→ **Material**

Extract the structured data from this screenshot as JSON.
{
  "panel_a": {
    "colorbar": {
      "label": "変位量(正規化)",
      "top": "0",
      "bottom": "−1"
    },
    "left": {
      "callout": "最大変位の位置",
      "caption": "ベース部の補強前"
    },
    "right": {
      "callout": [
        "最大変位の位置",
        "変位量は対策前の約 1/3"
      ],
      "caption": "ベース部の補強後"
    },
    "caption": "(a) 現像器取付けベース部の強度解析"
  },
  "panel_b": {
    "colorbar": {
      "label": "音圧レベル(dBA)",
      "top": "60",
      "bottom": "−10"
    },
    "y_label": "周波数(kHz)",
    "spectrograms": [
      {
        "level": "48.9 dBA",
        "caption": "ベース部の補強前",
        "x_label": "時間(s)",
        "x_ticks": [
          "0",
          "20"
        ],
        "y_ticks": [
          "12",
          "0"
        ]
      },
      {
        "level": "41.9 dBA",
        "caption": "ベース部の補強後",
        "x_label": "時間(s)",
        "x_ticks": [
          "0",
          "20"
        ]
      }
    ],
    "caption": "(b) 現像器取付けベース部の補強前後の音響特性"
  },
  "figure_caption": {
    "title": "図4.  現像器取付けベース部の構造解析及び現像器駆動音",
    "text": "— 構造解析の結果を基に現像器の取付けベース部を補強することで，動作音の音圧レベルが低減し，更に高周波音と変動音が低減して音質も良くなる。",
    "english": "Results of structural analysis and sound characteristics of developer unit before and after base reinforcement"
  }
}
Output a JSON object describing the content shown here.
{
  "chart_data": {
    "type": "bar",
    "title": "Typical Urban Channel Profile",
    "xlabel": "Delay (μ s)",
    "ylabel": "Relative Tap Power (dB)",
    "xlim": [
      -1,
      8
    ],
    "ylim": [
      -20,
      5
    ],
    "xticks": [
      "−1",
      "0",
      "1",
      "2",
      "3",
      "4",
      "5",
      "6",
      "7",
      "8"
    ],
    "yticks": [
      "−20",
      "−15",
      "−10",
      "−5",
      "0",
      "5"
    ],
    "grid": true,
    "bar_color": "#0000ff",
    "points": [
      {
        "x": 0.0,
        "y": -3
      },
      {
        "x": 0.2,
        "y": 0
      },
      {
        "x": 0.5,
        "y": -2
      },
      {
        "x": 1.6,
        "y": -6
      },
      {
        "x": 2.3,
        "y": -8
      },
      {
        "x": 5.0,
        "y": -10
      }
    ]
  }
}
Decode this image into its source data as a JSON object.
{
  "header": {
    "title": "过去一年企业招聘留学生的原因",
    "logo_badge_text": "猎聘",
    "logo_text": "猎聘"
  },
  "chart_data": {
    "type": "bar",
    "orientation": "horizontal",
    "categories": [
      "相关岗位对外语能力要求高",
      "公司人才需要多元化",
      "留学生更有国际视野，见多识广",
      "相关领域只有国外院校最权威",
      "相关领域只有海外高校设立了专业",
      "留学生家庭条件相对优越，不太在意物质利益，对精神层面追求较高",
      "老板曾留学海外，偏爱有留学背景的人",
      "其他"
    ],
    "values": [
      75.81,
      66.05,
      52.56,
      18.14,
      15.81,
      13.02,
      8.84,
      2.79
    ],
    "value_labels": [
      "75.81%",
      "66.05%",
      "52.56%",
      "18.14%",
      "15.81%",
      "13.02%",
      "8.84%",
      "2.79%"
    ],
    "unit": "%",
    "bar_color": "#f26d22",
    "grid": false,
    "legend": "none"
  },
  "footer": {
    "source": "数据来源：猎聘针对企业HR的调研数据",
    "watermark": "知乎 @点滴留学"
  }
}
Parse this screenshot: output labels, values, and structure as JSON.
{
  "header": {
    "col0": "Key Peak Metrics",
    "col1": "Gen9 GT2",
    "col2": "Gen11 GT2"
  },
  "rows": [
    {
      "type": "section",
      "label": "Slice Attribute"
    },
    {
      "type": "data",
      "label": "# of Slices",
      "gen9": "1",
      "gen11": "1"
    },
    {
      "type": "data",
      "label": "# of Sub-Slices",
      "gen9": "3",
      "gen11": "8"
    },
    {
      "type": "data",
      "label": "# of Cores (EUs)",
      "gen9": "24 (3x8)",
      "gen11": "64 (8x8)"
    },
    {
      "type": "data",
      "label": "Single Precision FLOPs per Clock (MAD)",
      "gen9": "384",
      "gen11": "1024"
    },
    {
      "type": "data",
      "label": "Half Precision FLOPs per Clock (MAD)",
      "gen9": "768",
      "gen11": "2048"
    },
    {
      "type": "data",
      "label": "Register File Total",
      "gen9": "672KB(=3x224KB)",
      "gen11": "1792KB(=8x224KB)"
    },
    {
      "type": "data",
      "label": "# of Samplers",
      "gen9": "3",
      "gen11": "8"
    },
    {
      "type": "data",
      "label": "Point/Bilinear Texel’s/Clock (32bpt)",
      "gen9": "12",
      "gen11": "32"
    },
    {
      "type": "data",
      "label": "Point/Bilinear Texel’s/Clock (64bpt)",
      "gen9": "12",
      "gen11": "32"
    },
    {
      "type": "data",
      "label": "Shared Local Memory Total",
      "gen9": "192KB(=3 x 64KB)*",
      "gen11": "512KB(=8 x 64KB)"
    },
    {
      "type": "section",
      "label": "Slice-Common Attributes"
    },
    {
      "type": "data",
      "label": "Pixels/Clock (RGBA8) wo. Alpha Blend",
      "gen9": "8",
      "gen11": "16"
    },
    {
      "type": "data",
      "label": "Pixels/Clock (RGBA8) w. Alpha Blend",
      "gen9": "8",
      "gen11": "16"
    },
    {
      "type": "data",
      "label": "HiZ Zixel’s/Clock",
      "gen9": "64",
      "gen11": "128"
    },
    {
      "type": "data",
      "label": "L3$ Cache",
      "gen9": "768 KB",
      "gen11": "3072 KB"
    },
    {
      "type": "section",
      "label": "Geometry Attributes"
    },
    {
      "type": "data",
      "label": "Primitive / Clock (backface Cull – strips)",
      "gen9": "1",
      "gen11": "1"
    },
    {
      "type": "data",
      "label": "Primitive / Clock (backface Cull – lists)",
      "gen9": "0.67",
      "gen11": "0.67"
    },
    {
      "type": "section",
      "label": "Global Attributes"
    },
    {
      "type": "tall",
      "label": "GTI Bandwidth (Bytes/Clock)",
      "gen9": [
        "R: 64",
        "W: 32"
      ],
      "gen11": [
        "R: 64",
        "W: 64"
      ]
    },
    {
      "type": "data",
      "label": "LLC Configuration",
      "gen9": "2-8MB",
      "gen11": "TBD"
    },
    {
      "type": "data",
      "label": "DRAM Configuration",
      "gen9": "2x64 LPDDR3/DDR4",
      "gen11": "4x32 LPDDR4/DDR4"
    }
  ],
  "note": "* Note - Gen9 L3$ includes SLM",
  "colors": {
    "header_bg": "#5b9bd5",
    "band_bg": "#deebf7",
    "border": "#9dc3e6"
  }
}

→ **Stated exercise**
What is the number of lines that hold the string "unit"? Reply with that number alone.

→ **Full output**
2